- [Dataset records]

▶

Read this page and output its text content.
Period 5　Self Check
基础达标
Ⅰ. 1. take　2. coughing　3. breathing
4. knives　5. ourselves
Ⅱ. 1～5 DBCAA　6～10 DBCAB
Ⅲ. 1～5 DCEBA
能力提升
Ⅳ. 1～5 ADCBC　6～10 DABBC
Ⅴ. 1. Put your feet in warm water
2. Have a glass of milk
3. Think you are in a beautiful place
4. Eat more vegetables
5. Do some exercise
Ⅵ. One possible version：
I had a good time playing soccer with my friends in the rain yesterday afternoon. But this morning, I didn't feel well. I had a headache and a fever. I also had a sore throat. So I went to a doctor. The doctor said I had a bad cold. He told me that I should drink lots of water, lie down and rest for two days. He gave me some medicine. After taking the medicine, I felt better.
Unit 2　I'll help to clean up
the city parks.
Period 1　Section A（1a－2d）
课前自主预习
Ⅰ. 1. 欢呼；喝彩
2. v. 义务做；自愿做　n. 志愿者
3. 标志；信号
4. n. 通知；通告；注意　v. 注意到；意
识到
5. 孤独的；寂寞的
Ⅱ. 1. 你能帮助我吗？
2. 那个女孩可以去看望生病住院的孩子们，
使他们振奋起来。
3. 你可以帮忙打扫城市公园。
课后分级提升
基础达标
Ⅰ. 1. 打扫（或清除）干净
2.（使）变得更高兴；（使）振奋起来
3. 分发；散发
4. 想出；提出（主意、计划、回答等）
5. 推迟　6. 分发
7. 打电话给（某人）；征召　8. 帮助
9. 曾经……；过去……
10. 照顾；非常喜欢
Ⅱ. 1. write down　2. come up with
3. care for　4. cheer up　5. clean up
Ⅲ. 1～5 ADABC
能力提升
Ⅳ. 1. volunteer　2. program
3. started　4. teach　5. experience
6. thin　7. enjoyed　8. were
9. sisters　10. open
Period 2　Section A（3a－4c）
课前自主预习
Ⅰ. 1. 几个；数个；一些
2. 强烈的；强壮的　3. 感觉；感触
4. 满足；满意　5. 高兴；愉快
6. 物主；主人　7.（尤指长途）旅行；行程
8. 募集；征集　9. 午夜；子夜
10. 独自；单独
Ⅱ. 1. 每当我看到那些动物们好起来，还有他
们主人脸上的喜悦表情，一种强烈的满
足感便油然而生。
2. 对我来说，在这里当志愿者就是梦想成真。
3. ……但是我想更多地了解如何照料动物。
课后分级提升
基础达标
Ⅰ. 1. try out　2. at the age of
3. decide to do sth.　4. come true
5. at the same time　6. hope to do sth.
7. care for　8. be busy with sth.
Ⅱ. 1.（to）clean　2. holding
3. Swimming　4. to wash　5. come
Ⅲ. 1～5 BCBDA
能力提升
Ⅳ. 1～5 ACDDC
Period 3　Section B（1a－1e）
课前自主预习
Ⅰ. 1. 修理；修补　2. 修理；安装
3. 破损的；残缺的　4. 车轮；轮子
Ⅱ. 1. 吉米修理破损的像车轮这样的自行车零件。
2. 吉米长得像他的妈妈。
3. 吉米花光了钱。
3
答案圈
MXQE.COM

◀
▶

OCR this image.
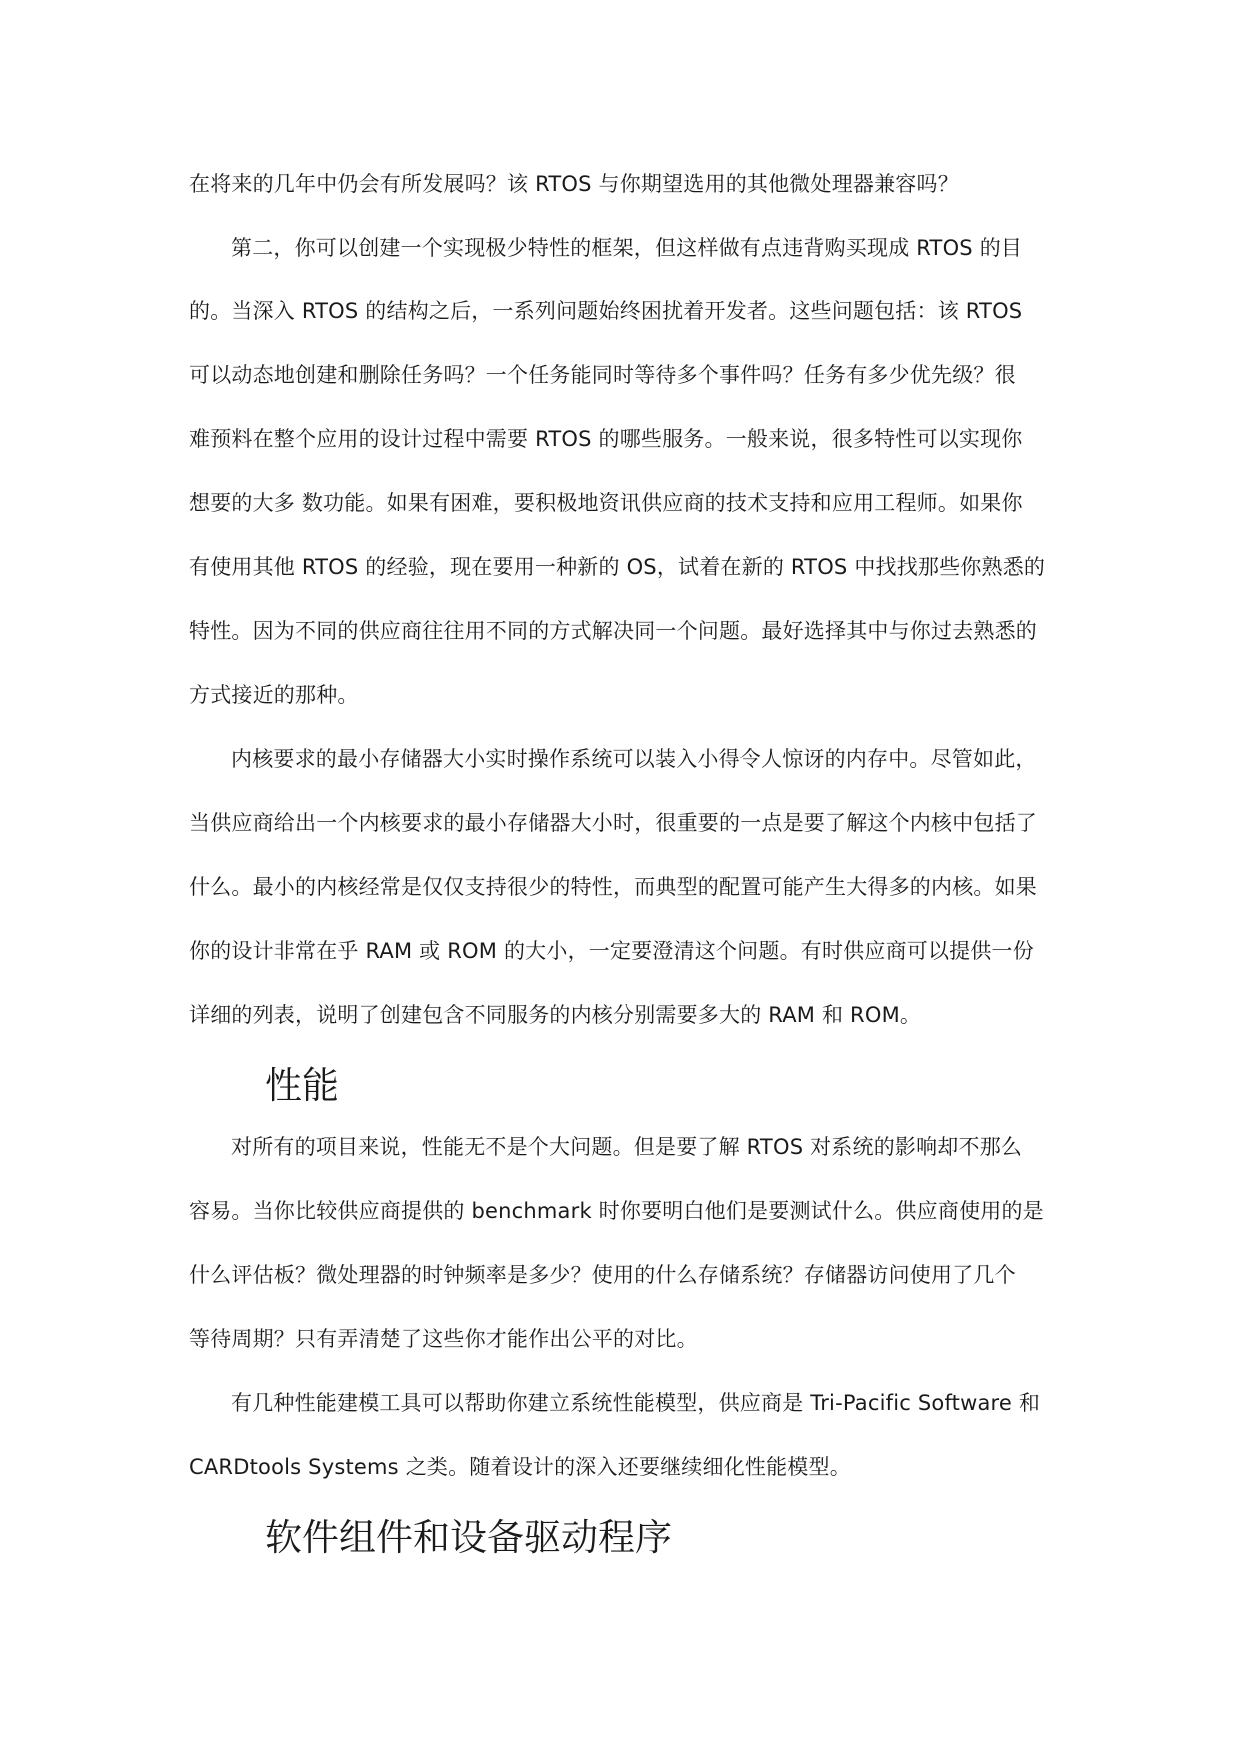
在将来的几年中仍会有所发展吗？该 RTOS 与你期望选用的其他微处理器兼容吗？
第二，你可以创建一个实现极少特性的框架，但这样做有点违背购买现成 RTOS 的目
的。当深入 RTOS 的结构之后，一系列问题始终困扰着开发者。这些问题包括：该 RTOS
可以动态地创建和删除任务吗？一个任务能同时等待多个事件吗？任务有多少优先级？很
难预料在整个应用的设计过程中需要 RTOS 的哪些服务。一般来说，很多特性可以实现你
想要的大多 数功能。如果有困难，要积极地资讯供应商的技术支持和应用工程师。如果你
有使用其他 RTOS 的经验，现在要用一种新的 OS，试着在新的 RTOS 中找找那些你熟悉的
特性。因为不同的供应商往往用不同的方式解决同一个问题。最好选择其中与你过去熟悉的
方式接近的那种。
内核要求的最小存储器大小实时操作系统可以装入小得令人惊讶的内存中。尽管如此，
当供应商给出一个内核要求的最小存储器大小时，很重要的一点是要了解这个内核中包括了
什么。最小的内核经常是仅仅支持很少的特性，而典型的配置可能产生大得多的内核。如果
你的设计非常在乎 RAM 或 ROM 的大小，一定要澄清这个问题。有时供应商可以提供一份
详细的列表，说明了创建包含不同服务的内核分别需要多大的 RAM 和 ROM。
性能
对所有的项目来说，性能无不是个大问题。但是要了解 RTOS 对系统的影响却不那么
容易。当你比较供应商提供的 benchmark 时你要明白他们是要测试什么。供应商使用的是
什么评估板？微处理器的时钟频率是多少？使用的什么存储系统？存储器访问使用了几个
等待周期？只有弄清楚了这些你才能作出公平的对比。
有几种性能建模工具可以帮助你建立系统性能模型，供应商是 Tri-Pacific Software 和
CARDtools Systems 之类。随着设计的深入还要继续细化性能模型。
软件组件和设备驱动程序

◀

- [EXERCISE DETAILS] Pull out every line containing "Period".

- [THE SOLUTION]
Period 5　Self Check
Period 1　Section A（1a－2d）
Period 2　Section A（3a－4c）
Period 3　Section B（1a－1e）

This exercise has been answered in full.